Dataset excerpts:
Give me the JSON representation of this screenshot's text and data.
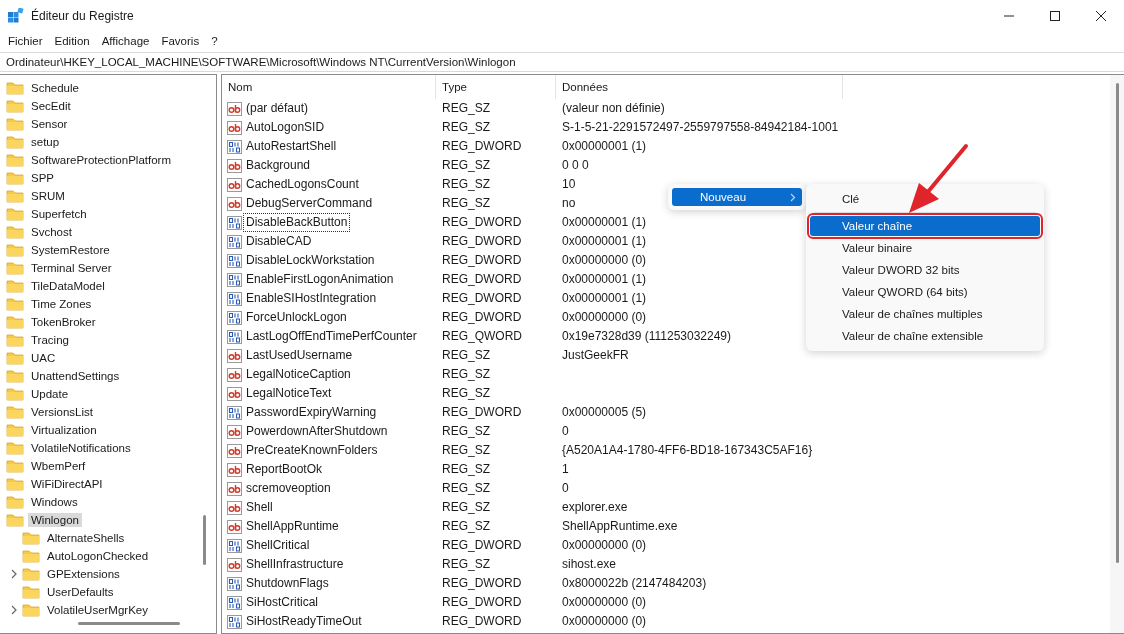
{
  "window": {
    "title": "Éditeur du Registre"
  },
  "menu_bar": [
    "Fichier",
    "Edition",
    "Affichage",
    "Favoris",
    "?"
  ],
  "address_bar": {
    "path": "Ordinateur\\HKEY_LOCAL_MACHINE\\SOFTWARE\\Microsoft\\Windows NT\\CurrentVersion\\Winlogon"
  },
  "tree": {
    "items": [
      {
        "label": "Schedule",
        "selected": false
      },
      {
        "label": "SecEdit",
        "selected": false
      },
      {
        "label": "Sensor",
        "selected": false
      },
      {
        "label": "setup",
        "selected": false
      },
      {
        "label": "SoftwareProtectionPlatform",
        "selected": false
      },
      {
        "label": "SPP",
        "selected": false
      },
      {
        "label": "SRUM",
        "selected": false
      },
      {
        "label": "Superfetch",
        "selected": false
      },
      {
        "label": "Svchost",
        "selected": false
      },
      {
        "label": "SystemRestore",
        "selected": false
      },
      {
        "label": "Terminal Server",
        "selected": false
      },
      {
        "label": "TileDataModel",
        "selected": false
      },
      {
        "label": "Time Zones",
        "selected": false
      },
      {
        "label": "TokenBroker",
        "selected": false
      },
      {
        "label": "Tracing",
        "selected": false
      },
      {
        "label": "UAC",
        "selected": false
      },
      {
        "label": "UnattendSettings",
        "selected": false
      },
      {
        "label": "Update",
        "selected": false
      },
      {
        "label": "VersionsList",
        "selected": false
      },
      {
        "label": "Virtualization",
        "selected": false
      },
      {
        "label": "VolatileNotifications",
        "selected": false
      },
      {
        "label": "WbemPerf",
        "selected": false
      },
      {
        "label": "WiFiDirectAPI",
        "selected": false
      },
      {
        "label": "Windows",
        "selected": false
      },
      {
        "label": "Winlogon",
        "selected": true,
        "children": [
          {
            "label": "AlternateShells",
            "selected": false,
            "expandable": false
          },
          {
            "label": "AutoLogonChecked",
            "selected": false,
            "expandable": false
          },
          {
            "label": "GPExtensions",
            "selected": false,
            "expandable": true
          },
          {
            "label": "UserDefaults",
            "selected": false,
            "expandable": false
          },
          {
            "label": "VolatileUserMgrKey",
            "selected": false,
            "expandable": true
          }
        ]
      }
    ]
  },
  "table": {
    "columns": [
      "Nom",
      "Type",
      "Données"
    ],
    "rows": [
      {
        "kind": "string",
        "name": "(par défaut)",
        "type": "REG_SZ",
        "data": "(valeur non définie)",
        "focused": false
      },
      {
        "kind": "string",
        "name": "AutoLogonSID",
        "type": "REG_SZ",
        "data": "S-1-5-21-2291572497-2559797558-84942184-1001",
        "focused": false
      },
      {
        "kind": "binary",
        "name": "AutoRestartShell",
        "type": "REG_DWORD",
        "data": "0x00000001 (1)",
        "focused": false
      },
      {
        "kind": "string",
        "name": "Background",
        "type": "REG_SZ",
        "data": "0 0 0",
        "focused": false
      },
      {
        "kind": "string",
        "name": "CachedLogonsCount",
        "type": "REG_SZ",
        "data": "10",
        "focused": false
      },
      {
        "kind": "string",
        "name": "DebugServerCommand",
        "type": "REG_SZ",
        "data": "no",
        "focused": false
      },
      {
        "kind": "binary",
        "name": "DisableBackButton",
        "type": "REG_DWORD",
        "data": "0x00000001 (1)",
        "focused": true
      },
      {
        "kind": "binary",
        "name": "DisableCAD",
        "type": "REG_DWORD",
        "data": "0x00000001 (1)",
        "focused": false
      },
      {
        "kind": "binary",
        "name": "DisableLockWorkstation",
        "type": "REG_DWORD",
        "data": "0x00000000 (0)",
        "focused": false
      },
      {
        "kind": "binary",
        "name": "EnableFirstLogonAnimation",
        "type": "REG_DWORD",
        "data": "0x00000001 (1)",
        "focused": false
      },
      {
        "kind": "binary",
        "name": "EnableSIHostIntegration",
        "type": "REG_DWORD",
        "data": "0x00000001 (1)",
        "focused": false
      },
      {
        "kind": "binary",
        "name": "ForceUnlockLogon",
        "type": "REG_DWORD",
        "data": "0x00000000 (0)",
        "focused": false
      },
      {
        "kind": "binary",
        "name": "LastLogOffEndTimePerfCounter",
        "type": "REG_QWORD",
        "data": "0x19e7328d39 (111253032249)",
        "focused": false
      },
      {
        "kind": "string",
        "name": "LastUsedUsername",
        "type": "REG_SZ",
        "data": "JustGeekFR",
        "focused": false
      },
      {
        "kind": "string",
        "name": "LegalNoticeCaption",
        "type": "REG_SZ",
        "focused": false
      },
      {
        "kind": "string",
        "name": "LegalNoticeText",
        "type": "REG_SZ",
        "focused": false
      },
      {
        "kind": "binary",
        "name": "PasswordExpiryWarning",
        "type": "REG_DWORD",
        "data": "0x00000005 (5)",
        "focused": false
      },
      {
        "kind": "string",
        "name": "PowerdownAfterShutdown",
        "type": "REG_SZ",
        "data": "0",
        "focused": false
      },
      {
        "kind": "string",
        "name": "PreCreateKnownFolders",
        "type": "REG_SZ",
        "data": "{A520A1A4-1780-4FF6-BD18-167343C5AF16}",
        "focused": false
      },
      {
        "kind": "string",
        "name": "ReportBootOk",
        "type": "REG_SZ",
        "data": "1",
        "focused": false
      },
      {
        "kind": "string",
        "name": "scremoveoption",
        "type": "REG_SZ",
        "data": "0",
        "focused": false
      },
      {
        "kind": "string",
        "name": "Shell",
        "type": "REG_SZ",
        "data": "explorer.exe",
        "focused": false
      },
      {
        "kind": "string",
        "name": "ShellAppRuntime",
        "type": "REG_SZ",
        "data": "ShellAppRuntime.exe",
        "focused": false
      },
      {
        "kind": "binary",
        "name": "ShellCritical",
        "type": "REG_DWORD",
        "data": "0x00000000 (0)",
        "focused": false
      },
      {
        "kind": "string",
        "name": "ShellInfrastructure",
        "type": "REG_SZ",
        "data": "sihost.exe",
        "focused": false
      },
      {
        "kind": "binary",
        "name": "ShutdownFlags",
        "type": "REG_DWORD",
        "data": "0x8000022b (2147484203)",
        "focused": false
      },
      {
        "kind": "binary",
        "name": "SiHostCritical",
        "type": "REG_DWORD",
        "data": "0x00000000 (0)",
        "focused": false
      },
      {
        "kind": "binary",
        "name": "SiHostReadyTimeOut",
        "type": "REG_DWORD",
        "data": "0x00000000 (0)",
        "focused": false
      }
    ]
  },
  "context_menu": {
    "items": [
      {
        "label": "Nouveau",
        "selected": true
      }
    ]
  },
  "submenu": {
    "items": [
      {
        "kind": "item",
        "label": "Clé",
        "selected": false,
        "annotated": false
      },
      {
        "kind": "separator"
      },
      {
        "kind": "item",
        "label": "Valeur chaîne",
        "selected": true,
        "annotated": true
      },
      {
        "kind": "item",
        "label": "Valeur binaire",
        "selected": false,
        "annotated": false
      },
      {
        "kind": "item",
        "label": "Valeur DWORD 32 bits",
        "selected": false,
        "annotated": false
      },
      {
        "kind": "item",
        "label": "Valeur QWORD (64 bits)",
        "selected": false,
        "annotated": false
      },
      {
        "kind": "item",
        "label": "Valeur de chaînes multiples",
        "selected": false,
        "annotated": false
      },
      {
        "kind": "item",
        "label": "Valeur de chaîne extensible",
        "selected": false,
        "annotated": false
      }
    ]
  }
}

- Instructions for the task -
Omit every picture, then repeat the remaining data exactly as it appears above.

- Solution to the exercise -
Give me the JSON representation of this screenshot's text and data.
{
  "window": {
    "title": "Éditeur du Registre"
  },
  "menu_bar": [
    "Fichier",
    "Edition",
    "Affichage",
    "Favoris",
    "?"
  ],
  "address_bar": {
    "path": "Ordinateur\\HKEY_LOCAL_MACHINE\\SOFTWARE\\Microsoft\\Windows NT\\CurrentVersion\\Winlogon"
  },
  "tree": {
    "items": [
      {
        "label": "Schedule",
        "selected": false
      },
      {
        "label": "SecEdit",
        "selected": false
      },
      {
        "label": "Sensor",
        "selected": false
      },
      {
        "label": "setup",
        "selected": false
      },
      {
        "label": "SoftwareProtectionPlatform",
        "selected": false
      },
      {
        "label": "SPP",
        "selected": false
      },
      {
        "label": "SRUM",
        "selected": false
      },
      {
        "label": "Superfetch",
        "selected": false
      },
      {
        "label": "Svchost",
        "selected": false
      },
      {
        "label": "SystemRestore",
        "selected": false
      },
      {
        "label": "Terminal Server",
        "selected": false
      },
      {
        "label": "TileDataModel",
        "selected": false
      },
      {
        "label": "Time Zones",
        "selected": false
      },
      {
        "label": "TokenBroker",
        "selected": false
      },
      {
        "label": "Tracing",
        "selected": false
      },
      {
        "label": "UAC",
        "selected": false
      },
      {
        "label": "UnattendSettings",
        "selected": false
      },
      {
        "label": "Update",
        "selected": false
      },
      {
        "label": "VersionsList",
        "selected": false
      },
      {
        "label": "Virtualization",
        "selected": false
      },
      {
        "label": "VolatileNotifications",
        "selected": false
      },
      {
        "label": "WbemPerf",
        "selected": false
      },
      {
        "label": "WiFiDirectAPI",
        "selected": false
      },
      {
        "label": "Windows",
        "selected": false
      },
      {
        "label": "Winlogon",
        "selected": true,
        "children": [
          {
            "label": "AlternateShells",
            "selected": false,
            "expandable": false
          },
          {
            "label": "AutoLogonChecked",
            "selected": false,
            "expandable": false
          },
          {
            "label": "GPExtensions",
            "selected": false,
            "expandable": true
          },
          {
            "label": "UserDefaults",
            "selected": false,
            "expandable": false
          },
          {
            "label": "VolatileUserMgrKey",
            "selected": false,
            "expandable": true
          }
        ]
      }
    ]
  },
  "table": {
    "columns": [
      "Nom",
      "Type",
      "Données"
    ],
    "rows": [
      {
        "kind": "string",
        "name": "(par défaut)",
        "type": "REG_SZ",
        "data": "(valeur non définie)",
        "focused": false
      },
      {
        "kind": "string",
        "name": "AutoLogonSID",
        "type": "REG_SZ",
        "data": "S-1-5-21-2291572497-2559797558-84942184-1001",
        "focused": false
      },
      {
        "kind": "binary",
        "name": "AutoRestartShell",
        "type": "REG_DWORD",
        "data": "0x00000001 (1)",
        "focused": false
      },
      {
        "kind": "string",
        "name": "Background",
        "type": "REG_SZ",
        "data": "0 0 0",
        "focused": false
      },
      {
        "kind": "string",
        "name": "CachedLogonsCount",
        "type": "REG_SZ",
        "data": "10",
        "focused": false
      },
      {
        "kind": "string",
        "name": "DebugServerCommand",
        "type": "REG_SZ",
        "data": "no",
        "focused": false
      },
      {
        "kind": "binary",
        "name": "DisableBackButton",
        "type": "REG_DWORD",
        "data": "0x00000001 (1)",
        "focused": true
      },
      {
        "kind": "binary",
        "name": "DisableCAD",
        "type": "REG_DWORD",
        "data": "0x00000001 (1)",
        "focused": false
      },
      {
        "kind": "binary",
        "name": "DisableLockWorkstation",
        "type": "REG_DWORD",
        "data": "0x00000000 (0)",
        "focused": false
      },
      {
        "kind": "binary",
        "name": "EnableFirstLogonAnimation",
        "type": "REG_DWORD",
        "data": "0x00000001 (1)",
        "focused": false
      },
      {
        "kind": "binary",
        "name": "EnableSIHostIntegration",
        "type": "REG_DWORD",
        "data": "0x00000001 (1)",
        "focused": false
      },
      {
        "kind": "binary",
        "name": "ForceUnlockLogon",
        "type": "REG_DWORD",
        "data": "0x00000000 (0)",
        "focused": false
      },
      {
        "kind": "binary",
        "name": "LastLogOffEndTimePerfCounter",
        "type": "REG_QWORD",
        "data": "0x19e7328d39 (111253032249)",
        "focused": false
      },
      {
        "kind": "string",
        "name": "LastUsedUsername",
        "type": "REG_SZ",
        "data": "JustGeekFR",
        "focused": false
      },
      {
        "kind": "string",
        "name": "LegalNoticeCaption",
        "type": "REG_SZ",
        "focused": false
      },
      {
        "kind": "string",
        "name": "LegalNoticeText",
        "type": "REG_SZ",
        "focused": false
      },
      {
        "kind": "binary",
        "name": "PasswordExpiryWarning",
        "type": "REG_DWORD",
        "data": "0x00000005 (5)",
        "focused": false
      },
      {
        "kind": "string",
        "name": "PowerdownAfterShutdown",
        "type": "REG_SZ",
        "data": "0",
        "focused": false
      },
      {
        "kind": "string",
        "name": "PreCreateKnownFolders",
        "type": "REG_SZ",
        "data": "{A520A1A4-1780-4FF6-BD18-167343C5AF16}",
        "focused": false
      },
      {
        "kind": "string",
        "name": "ReportBootOk",
        "type": "REG_SZ",
        "data": "1",
        "focused": false
      },
      {
        "kind": "string",
        "name": "scremoveoption",
        "type": "REG_SZ",
        "data": "0",
        "focused": false
      },
      {
        "kind": "string",
        "name": "Shell",
        "type": "REG_SZ",
        "data": "explorer.exe",
        "focused": false
      },
      {
        "kind": "string",
        "name": "ShellAppRuntime",
        "type": "REG_SZ",
        "data": "ShellAppRuntime.exe",
        "focused": false
      },
      {
        "kind": "binary",
        "name": "ShellCritical",
        "type": "REG_DWORD",
        "data": "0x00000000 (0)",
        "focused": false
      },
      {
        "kind": "string",
        "name": "ShellInfrastructure",
        "type": "REG_SZ",
        "data": "sihost.exe",
        "focused": false
      },
      {
        "kind": "binary",
        "name": "ShutdownFlags",
        "type": "REG_DWORD",
        "data": "0x8000022b (2147484203)",
        "focused": false
      },
      {
        "kind": "binary",
        "name": "SiHostCritical",
        "type": "REG_DWORD",
        "data": "0x00000000 (0)",
        "focused": false
      },
      {
        "kind": "binary",
        "name": "SiHostReadyTimeOut",
        "type": "REG_DWORD",
        "data": "0x00000000 (0)",
        "focused": false
      }
    ]
  },
  "context_menu": {
    "items": [
      {
        "label": "Nouveau",
        "selected": true
      }
    ]
  },
  "submenu": {
    "items": [
      {
        "kind": "item",
        "label": "Clé",
        "selected": false,
        "annotated": false
      },
      {
        "kind": "separator"
      },
      {
        "kind": "item",
        "label": "Valeur chaîne",
        "selected": true,
        "annotated": true
      },
      {
        "kind": "item",
        "label": "Valeur binaire",
        "selected": false,
        "annotated": false
      },
      {
        "kind": "item",
        "label": "Valeur DWORD 32 bits",
        "selected": false,
        "annotated": false
      },
      {
        "kind": "item",
        "label": "Valeur QWORD (64 bits)",
        "selected": false,
        "annotated": false
      },
      {
        "kind": "item",
        "label": "Valeur de chaînes multiples",
        "selected": false,
        "annotated": false
      },
      {
        "kind": "item",
        "label": "Valeur de chaîne extensible",
        "selected": false,
        "annotated": false
      }
    ]
  }
}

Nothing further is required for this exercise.